● Dataset records

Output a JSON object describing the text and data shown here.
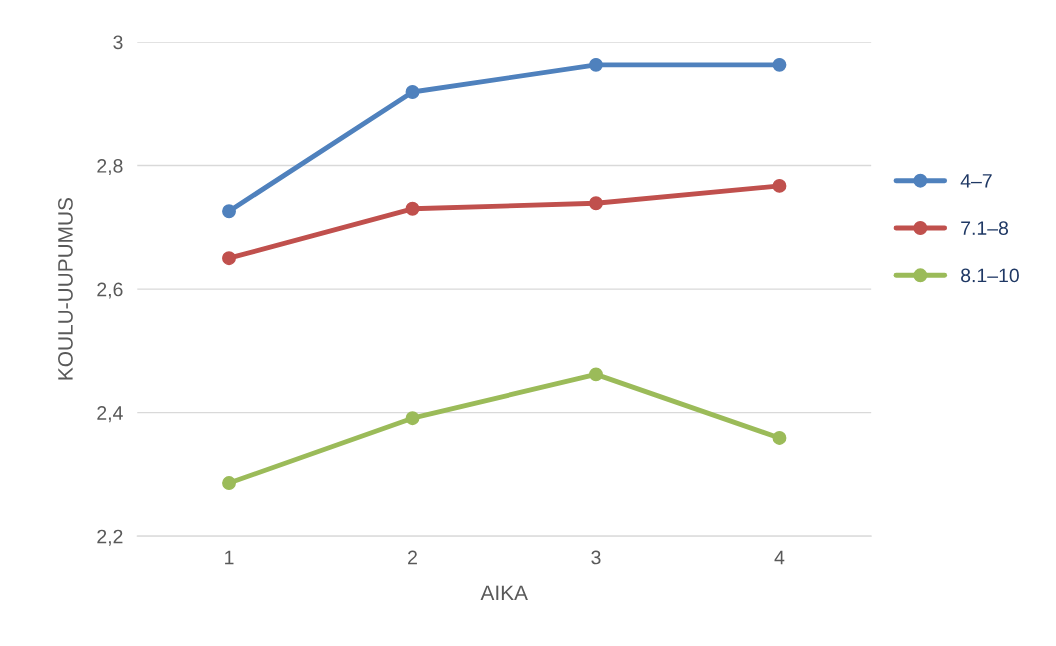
{
  "chart_data": {
    "type": "line",
    "xlabel": "AIKA",
    "ylabel": "KOULU-UUPUMUS",
    "categories": [
      "1",
      "2",
      "3",
      "4"
    ],
    "series": [
      {
        "name": "4–7",
        "color": "#4f81bd",
        "values": [
          2.726,
          2.919,
          2.963,
          2.963
        ]
      },
      {
        "name": "7.1–8",
        "color": "#c0504d",
        "values": [
          2.65,
          2.73,
          2.739,
          2.767
        ]
      },
      {
        "name": "8.1–10",
        "color": "#9bbb59",
        "values": [
          2.286,
          2.391,
          2.462,
          2.359
        ]
      }
    ],
    "ylim": [
      2.2,
      3
    ],
    "yticks": [
      {
        "value": 2.2,
        "label": "2,2"
      },
      {
        "value": 2.4,
        "label": "2,4"
      },
      {
        "value": 2.6,
        "label": "2,6"
      },
      {
        "value": 2.8,
        "label": "2,8"
      },
      {
        "value": 3,
        "label": "3"
      }
    ],
    "grid": "y",
    "legend": "right",
    "marker": "circle",
    "line_style": "solid"
  }
}
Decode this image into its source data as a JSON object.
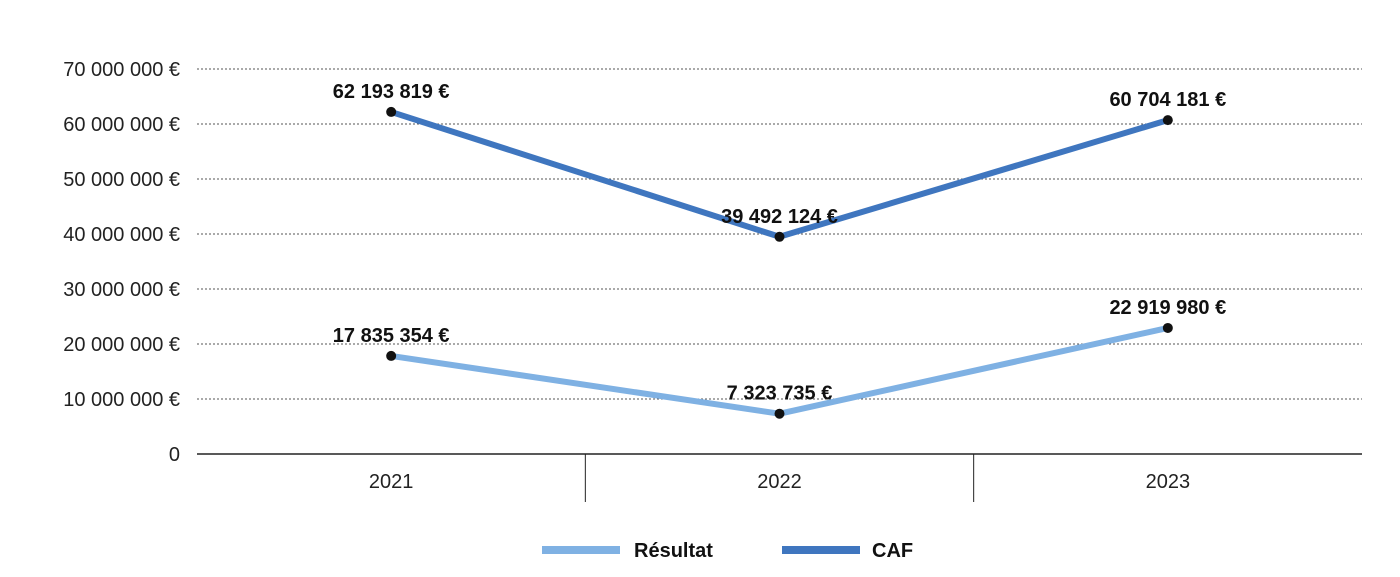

● Instructions to follow
Omit all pictures while transcribing the entries verbatim.

● Full answer
Output a JSON object describing the text and data shown here.
{
  "chart_data": {
    "type": "line",
    "xlabel": "AIKA",
    "ylabel": "KOULU-UUPUMUS",
    "categories": [
      "1",
      "2",
      "3",
      "4"
    ],
    "series": [
      {
        "name": "4–7",
        "color": "#4f81bd",
        "values": [
          2.726,
          2.919,
          2.963,
          2.963
        ]
      },
      {
        "name": "7.1–8",
        "color": "#c0504d",
        "values": [
          2.65,
          2.73,
          2.739,
          2.767
        ]
      },
      {
        "name": "8.1–10",
        "color": "#9bbb59",
        "values": [
          2.286,
          2.391,
          2.462,
          2.359
        ]
      }
    ],
    "ylim": [
      2.2,
      3
    ],
    "yticks": [
      {
        "value": 2.2,
        "label": "2,2"
      },
      {
        "value": 2.4,
        "label": "2,4"
      },
      {
        "value": 2.6,
        "label": "2,6"
      },
      {
        "value": 2.8,
        "label": "2,8"
      },
      {
        "value": 3,
        "label": "3"
      }
    ],
    "grid": "y",
    "legend": "right",
    "marker": "circle",
    "line_style": "solid"
  }
}
Decode this image into its source data as a JSON object.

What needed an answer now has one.